Copy each line below in which the word "Maternal" occurs.

[Figure record listings]
——
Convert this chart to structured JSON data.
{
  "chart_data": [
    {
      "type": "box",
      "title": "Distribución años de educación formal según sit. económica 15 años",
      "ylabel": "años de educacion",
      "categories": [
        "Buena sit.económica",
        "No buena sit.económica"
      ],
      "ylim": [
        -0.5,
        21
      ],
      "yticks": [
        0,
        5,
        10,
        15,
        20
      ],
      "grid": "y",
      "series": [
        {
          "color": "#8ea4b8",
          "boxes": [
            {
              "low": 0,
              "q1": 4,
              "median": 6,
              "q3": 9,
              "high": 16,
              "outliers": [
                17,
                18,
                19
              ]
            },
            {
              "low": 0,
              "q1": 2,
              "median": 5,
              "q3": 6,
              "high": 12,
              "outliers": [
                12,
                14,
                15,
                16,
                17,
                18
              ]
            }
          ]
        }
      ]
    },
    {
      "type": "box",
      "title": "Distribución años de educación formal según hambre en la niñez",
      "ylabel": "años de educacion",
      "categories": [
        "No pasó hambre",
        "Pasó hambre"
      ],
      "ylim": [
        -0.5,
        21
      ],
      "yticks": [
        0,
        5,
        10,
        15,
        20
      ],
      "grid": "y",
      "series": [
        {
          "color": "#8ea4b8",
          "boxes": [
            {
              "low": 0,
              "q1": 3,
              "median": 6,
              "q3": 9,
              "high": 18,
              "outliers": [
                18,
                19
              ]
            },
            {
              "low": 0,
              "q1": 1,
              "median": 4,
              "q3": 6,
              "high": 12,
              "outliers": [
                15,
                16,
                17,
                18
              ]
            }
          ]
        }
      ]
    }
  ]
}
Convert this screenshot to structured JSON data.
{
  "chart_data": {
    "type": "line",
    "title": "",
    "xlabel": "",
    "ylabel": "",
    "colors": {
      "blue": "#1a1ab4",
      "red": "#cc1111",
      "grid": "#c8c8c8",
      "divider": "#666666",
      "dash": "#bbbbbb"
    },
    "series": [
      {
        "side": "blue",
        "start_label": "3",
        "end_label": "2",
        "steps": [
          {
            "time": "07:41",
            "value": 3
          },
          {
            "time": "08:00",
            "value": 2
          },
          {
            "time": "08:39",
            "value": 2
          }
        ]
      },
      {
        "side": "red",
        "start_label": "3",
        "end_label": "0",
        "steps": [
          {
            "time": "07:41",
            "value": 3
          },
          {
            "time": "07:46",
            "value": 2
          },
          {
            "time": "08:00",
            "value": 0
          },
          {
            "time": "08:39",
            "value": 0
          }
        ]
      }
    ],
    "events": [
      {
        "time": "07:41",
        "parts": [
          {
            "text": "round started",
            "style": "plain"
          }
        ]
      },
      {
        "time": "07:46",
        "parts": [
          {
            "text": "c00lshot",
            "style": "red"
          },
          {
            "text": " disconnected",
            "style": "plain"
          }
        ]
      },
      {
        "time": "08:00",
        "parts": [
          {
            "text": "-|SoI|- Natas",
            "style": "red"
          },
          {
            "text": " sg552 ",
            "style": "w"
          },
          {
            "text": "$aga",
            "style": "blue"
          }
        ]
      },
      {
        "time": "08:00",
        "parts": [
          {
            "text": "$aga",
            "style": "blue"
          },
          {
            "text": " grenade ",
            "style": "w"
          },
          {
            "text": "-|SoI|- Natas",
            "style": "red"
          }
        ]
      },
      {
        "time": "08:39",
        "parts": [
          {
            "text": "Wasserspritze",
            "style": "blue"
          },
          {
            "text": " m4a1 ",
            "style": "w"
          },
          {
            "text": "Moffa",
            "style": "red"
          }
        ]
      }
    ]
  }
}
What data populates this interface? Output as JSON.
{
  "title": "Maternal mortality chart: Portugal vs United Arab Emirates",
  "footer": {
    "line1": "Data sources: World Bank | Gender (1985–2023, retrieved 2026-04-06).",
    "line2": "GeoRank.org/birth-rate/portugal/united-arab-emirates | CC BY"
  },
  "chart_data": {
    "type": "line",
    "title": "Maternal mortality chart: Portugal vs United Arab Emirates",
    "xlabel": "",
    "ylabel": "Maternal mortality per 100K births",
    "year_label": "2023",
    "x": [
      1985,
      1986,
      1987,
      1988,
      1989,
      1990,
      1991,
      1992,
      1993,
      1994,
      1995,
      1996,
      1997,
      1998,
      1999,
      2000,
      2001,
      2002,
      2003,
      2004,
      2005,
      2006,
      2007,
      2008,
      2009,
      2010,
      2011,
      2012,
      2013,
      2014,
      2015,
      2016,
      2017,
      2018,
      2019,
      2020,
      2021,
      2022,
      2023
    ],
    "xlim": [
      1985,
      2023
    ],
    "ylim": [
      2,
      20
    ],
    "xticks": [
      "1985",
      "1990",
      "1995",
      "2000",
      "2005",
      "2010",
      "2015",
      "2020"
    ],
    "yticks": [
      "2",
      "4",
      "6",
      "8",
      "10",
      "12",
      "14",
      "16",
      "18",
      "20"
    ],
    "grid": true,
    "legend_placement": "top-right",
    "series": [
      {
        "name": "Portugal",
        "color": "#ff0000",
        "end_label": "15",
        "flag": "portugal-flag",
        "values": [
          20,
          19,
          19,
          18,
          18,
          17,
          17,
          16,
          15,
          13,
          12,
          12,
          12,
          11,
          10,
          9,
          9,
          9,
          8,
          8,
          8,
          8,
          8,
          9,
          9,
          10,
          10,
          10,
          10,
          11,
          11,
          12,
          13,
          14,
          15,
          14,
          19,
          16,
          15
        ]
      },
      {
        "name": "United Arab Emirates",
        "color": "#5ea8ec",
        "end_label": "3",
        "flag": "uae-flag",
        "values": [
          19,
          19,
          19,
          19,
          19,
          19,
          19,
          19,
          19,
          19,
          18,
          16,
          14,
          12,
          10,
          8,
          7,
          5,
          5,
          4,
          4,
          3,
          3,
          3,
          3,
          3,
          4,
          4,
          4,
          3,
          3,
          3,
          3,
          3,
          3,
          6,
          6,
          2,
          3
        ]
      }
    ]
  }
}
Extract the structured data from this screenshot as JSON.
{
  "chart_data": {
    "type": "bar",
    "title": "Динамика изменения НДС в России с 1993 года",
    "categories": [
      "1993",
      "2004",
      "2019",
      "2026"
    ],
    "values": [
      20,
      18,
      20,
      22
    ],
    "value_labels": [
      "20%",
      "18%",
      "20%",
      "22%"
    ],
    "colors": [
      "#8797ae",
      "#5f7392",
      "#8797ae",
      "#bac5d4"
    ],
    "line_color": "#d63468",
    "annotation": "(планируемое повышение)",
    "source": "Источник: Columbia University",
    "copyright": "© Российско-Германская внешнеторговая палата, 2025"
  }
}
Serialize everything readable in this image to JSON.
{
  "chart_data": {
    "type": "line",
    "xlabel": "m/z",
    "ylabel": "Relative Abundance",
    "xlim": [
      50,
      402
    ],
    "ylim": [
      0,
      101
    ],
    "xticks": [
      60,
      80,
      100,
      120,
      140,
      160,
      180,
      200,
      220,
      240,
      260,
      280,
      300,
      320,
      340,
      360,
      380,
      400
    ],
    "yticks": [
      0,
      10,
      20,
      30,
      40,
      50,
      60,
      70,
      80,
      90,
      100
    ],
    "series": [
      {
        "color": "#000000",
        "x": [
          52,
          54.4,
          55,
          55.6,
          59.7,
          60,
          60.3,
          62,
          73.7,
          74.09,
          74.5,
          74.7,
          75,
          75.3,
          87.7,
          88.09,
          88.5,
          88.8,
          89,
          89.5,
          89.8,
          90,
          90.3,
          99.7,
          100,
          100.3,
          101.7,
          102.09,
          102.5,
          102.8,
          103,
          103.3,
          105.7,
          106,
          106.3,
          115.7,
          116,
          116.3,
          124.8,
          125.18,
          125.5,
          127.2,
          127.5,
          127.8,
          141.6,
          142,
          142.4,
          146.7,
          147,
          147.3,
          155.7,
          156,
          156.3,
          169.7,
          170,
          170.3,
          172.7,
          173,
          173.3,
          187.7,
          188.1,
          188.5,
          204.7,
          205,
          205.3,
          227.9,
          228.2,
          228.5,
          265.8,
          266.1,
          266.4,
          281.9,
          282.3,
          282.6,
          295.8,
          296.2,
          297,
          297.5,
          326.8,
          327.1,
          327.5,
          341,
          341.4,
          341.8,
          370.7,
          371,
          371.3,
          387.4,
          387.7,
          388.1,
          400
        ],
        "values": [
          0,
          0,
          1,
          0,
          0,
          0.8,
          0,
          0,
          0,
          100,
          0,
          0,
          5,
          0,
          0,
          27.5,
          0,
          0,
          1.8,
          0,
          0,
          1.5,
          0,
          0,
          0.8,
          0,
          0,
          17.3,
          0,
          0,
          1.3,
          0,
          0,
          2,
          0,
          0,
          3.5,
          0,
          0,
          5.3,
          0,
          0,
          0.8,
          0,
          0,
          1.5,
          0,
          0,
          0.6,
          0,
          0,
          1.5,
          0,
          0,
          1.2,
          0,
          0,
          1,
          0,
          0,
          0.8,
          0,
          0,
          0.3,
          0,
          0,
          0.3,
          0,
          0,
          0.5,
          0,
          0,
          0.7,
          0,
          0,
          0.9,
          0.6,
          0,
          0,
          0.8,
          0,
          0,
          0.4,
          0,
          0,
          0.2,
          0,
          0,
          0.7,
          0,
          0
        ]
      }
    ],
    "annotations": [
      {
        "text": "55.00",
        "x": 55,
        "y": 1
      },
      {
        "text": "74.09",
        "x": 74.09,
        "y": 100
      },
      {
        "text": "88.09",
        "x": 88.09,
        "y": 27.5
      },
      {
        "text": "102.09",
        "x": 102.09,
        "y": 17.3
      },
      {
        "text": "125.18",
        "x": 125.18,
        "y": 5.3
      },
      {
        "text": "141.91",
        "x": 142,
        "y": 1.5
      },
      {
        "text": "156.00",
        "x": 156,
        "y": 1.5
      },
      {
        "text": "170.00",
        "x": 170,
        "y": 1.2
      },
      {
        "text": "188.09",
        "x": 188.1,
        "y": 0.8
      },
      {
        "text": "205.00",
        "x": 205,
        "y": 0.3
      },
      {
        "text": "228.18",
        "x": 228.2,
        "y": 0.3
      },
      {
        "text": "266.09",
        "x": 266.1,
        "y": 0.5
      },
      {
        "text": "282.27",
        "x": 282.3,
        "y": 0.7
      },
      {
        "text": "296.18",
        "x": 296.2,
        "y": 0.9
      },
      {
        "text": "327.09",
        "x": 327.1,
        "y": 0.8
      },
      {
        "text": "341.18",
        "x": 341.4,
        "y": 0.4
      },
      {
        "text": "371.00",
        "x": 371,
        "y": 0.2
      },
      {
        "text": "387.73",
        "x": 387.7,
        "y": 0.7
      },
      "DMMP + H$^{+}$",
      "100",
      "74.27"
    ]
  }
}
——
Completed task -
  "title": "Maternal mortality chart: Portugal vs United Arab Emirates",
    "title": "Maternal mortality chart: Portugal vs United Arab Emirates",
    "ylabel": "Maternal mortality per 100K births",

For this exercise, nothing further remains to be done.